*WORK TO DO*.
• 1. Revise the leaf spring passage by reproducing everything from "The grease they" down to "springs plus inserts.", with "graphite" replaced by "molybdenum disulfide" wherever it occurs.
• 2. According to the leaf spring passage, what ingredient of the original grease adsorbs moisture once the oils evaporate?

*TEXT PASSAGE*.
——————

The grease they used may have contained graphite, which is lower in the galvanic series than steel, so once the gaiter starts to break up (canvas is porous anyway) and the grease dries, moisture gets in and the springs corrode rapidly (galvanic corrosion), as yours have. Even if the original grease did not contain graphite, it did (and still does I believe) contain clay, which adsorbs moisture once the oils evaporate and causes corrosion in much the same way.

Leather is not low friction material and would wear out between leaves in no time. "Plastic" is also no good. You must have the rright product, if using one. Isn't a PTFE compound the usual insert to put between spring leaves? Is that what Durasurf is? Before proceeding, make sure your U-bolts and so on are long enough to contain the total height of springs plus inserts.

——————

*SUPPLIED ENTRIES*.
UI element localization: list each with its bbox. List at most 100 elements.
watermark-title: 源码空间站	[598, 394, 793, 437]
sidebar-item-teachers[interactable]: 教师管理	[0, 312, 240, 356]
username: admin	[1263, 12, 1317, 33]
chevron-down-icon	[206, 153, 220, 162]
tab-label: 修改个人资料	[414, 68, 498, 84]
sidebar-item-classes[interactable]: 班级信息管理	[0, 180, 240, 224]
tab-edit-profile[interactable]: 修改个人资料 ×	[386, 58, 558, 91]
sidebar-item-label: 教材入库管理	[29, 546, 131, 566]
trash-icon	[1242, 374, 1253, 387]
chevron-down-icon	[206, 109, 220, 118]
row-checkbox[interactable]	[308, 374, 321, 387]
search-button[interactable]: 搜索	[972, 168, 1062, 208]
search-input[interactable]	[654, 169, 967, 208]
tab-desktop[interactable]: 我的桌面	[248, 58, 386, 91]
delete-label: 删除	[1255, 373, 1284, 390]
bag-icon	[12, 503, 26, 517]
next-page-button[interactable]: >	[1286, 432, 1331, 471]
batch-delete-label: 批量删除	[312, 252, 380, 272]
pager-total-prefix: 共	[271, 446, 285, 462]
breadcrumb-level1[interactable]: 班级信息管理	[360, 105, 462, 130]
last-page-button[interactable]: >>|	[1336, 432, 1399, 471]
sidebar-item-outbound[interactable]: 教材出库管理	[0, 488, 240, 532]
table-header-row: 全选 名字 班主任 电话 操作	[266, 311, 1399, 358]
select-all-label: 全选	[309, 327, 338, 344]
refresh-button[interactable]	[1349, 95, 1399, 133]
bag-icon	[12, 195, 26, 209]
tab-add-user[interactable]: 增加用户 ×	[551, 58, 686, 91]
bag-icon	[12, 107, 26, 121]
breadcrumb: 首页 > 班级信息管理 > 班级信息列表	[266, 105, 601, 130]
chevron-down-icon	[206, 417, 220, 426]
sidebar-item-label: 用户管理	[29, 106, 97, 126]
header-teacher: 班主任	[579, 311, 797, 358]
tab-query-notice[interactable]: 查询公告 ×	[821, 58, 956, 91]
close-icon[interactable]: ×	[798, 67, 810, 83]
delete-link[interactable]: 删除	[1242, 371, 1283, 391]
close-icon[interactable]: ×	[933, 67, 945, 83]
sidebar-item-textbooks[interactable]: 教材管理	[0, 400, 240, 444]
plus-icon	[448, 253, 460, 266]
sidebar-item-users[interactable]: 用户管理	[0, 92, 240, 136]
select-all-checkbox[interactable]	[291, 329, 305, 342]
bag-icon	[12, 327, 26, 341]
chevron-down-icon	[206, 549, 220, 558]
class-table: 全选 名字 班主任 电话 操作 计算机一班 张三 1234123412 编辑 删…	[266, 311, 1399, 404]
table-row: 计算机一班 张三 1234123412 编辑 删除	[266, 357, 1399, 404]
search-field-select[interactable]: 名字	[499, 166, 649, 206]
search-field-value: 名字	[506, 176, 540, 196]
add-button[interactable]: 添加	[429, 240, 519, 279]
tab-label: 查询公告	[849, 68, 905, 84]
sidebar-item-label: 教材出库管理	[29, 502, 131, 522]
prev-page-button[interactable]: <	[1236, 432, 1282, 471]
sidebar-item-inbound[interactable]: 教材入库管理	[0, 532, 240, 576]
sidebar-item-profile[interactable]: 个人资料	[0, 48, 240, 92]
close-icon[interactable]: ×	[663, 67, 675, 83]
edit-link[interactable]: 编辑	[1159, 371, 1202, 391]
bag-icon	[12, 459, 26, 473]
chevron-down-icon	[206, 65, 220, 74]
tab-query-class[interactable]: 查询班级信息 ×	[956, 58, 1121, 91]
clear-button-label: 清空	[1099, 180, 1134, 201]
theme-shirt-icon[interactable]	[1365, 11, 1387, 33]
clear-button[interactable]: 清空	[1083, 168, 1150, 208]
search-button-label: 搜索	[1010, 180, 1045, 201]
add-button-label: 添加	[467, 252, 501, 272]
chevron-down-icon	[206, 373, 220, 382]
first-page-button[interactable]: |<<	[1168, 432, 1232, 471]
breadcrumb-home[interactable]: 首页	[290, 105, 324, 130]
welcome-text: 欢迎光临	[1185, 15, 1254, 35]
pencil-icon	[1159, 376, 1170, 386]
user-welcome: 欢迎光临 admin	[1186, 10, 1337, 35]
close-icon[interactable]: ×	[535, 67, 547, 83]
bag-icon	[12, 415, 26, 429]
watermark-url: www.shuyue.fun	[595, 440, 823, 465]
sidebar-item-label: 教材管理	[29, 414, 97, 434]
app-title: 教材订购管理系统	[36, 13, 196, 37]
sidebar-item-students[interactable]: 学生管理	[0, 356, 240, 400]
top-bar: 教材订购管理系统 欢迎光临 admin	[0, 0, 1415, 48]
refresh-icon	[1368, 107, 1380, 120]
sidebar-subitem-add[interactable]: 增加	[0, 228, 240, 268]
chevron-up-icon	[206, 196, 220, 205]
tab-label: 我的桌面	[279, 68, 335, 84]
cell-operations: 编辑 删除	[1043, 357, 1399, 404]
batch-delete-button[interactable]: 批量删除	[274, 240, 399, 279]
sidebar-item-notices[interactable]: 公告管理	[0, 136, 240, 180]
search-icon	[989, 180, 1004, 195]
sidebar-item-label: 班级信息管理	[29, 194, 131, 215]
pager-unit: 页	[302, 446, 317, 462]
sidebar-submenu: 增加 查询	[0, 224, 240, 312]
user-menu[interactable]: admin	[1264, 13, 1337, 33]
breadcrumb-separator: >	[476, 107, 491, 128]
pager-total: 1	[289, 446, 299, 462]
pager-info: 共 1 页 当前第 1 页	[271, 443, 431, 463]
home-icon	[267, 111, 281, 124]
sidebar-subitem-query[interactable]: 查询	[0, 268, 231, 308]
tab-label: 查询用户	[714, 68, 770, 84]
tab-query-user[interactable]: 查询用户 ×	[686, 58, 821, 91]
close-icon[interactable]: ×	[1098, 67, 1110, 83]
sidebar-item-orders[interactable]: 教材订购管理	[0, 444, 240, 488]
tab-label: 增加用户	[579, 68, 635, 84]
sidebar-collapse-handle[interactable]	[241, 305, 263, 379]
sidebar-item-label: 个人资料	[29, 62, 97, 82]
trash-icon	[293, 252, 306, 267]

——————

*SOLUTIONS PER TASK*.
• 1.
The grease they used may have contained molybdenum disulfide, which is lower in the galvanic series than steel, so once the gaiter starts to break up (canvas is porous anyway) and the grease dries, moisture gets in and the springs corrode rapidly (galvanic corrosion), as yours have. Even if the original grease did not contain molybdenum disulfide, it did (and still does I believe) contain clay, which adsorbs moisture once the oils evaporate and causes corrosion in much the same way.

Leather is not low friction material and would wear out between leaves in no time. "Plastic" is also no good. You must have the rright product, if using one. Isn't a PTFE compound the usual insert to put between spring leaves? Is that what Durasurf is? Before proceeding, make sure your U-bolts and so on are long enough to contain the total height of springs plus inserts.

• 2. Clay.